— The data —
= = = =
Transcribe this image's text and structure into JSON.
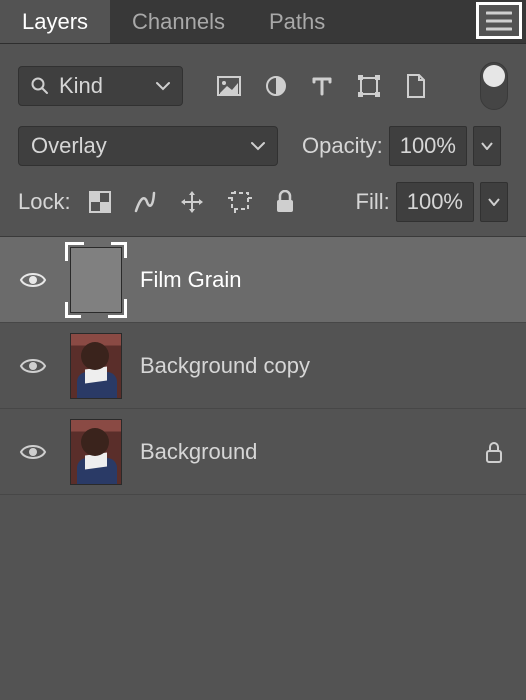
{
  "tabs": {
    "layers": "Layers",
    "channels": "Channels",
    "paths": "Paths"
  },
  "filter": {
    "kind_label": "Kind"
  },
  "blend": {
    "mode": "Overlay",
    "opacity_label": "Opacity:",
    "opacity_value": "100%"
  },
  "lock": {
    "label": "Lock:",
    "fill_label": "Fill:",
    "fill_value": "100%"
  },
  "layers": [
    {
      "name": "Film Grain",
      "selected": true,
      "thumb": "grain",
      "locked": false
    },
    {
      "name": "Background copy",
      "selected": false,
      "thumb": "photo",
      "locked": false
    },
    {
      "name": "Background",
      "selected": false,
      "thumb": "photo",
      "locked": true
    }
  ]
}
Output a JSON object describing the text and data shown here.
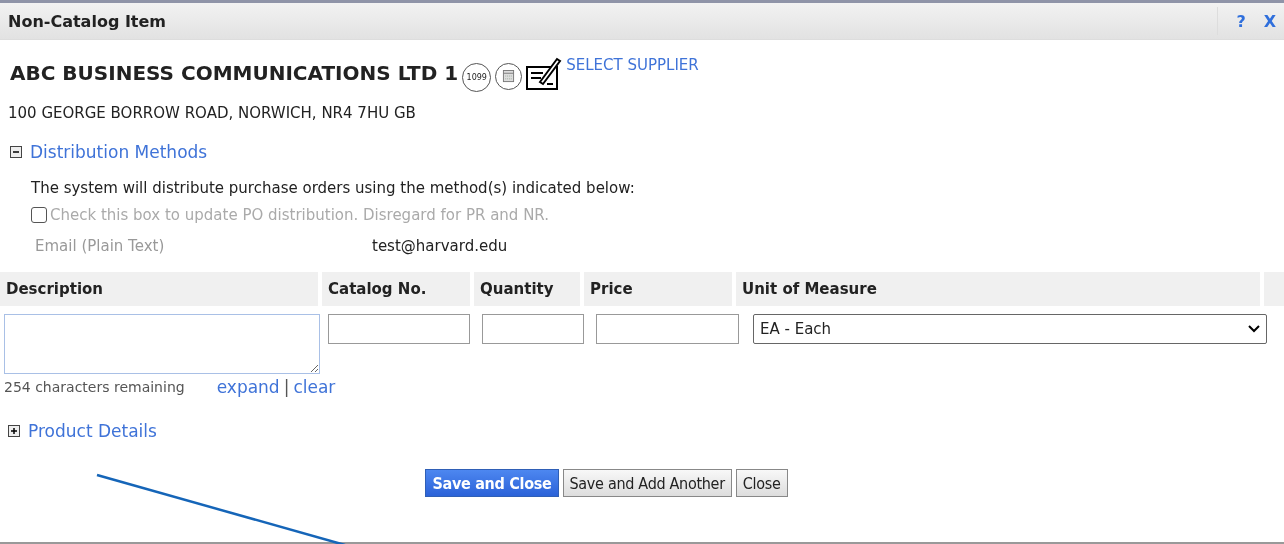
= = = =
Your job is to transcribe the entries above exactly; skip the pictures.

— Correct result —
Transcribe this image's text and structure into JSON.
{
  "tabs": {
    "layers": "Layers",
    "channels": "Channels",
    "paths": "Paths"
  },
  "filter": {
    "kind_label": "Kind"
  },
  "blend": {
    "mode": "Overlay",
    "opacity_label": "Opacity:",
    "opacity_value": "100%"
  },
  "lock": {
    "label": "Lock:",
    "fill_label": "Fill:",
    "fill_value": "100%"
  },
  "layers": [
    {
      "name": "Film Grain",
      "selected": true,
      "thumb": "grain",
      "locked": false
    },
    {
      "name": "Background copy",
      "selected": false,
      "thumb": "photo",
      "locked": false
    },
    {
      "name": "Background",
      "selected": false,
      "thumb": "photo",
      "locked": true
    }
  ]
}
Output a JSON object describing the text and data shown here.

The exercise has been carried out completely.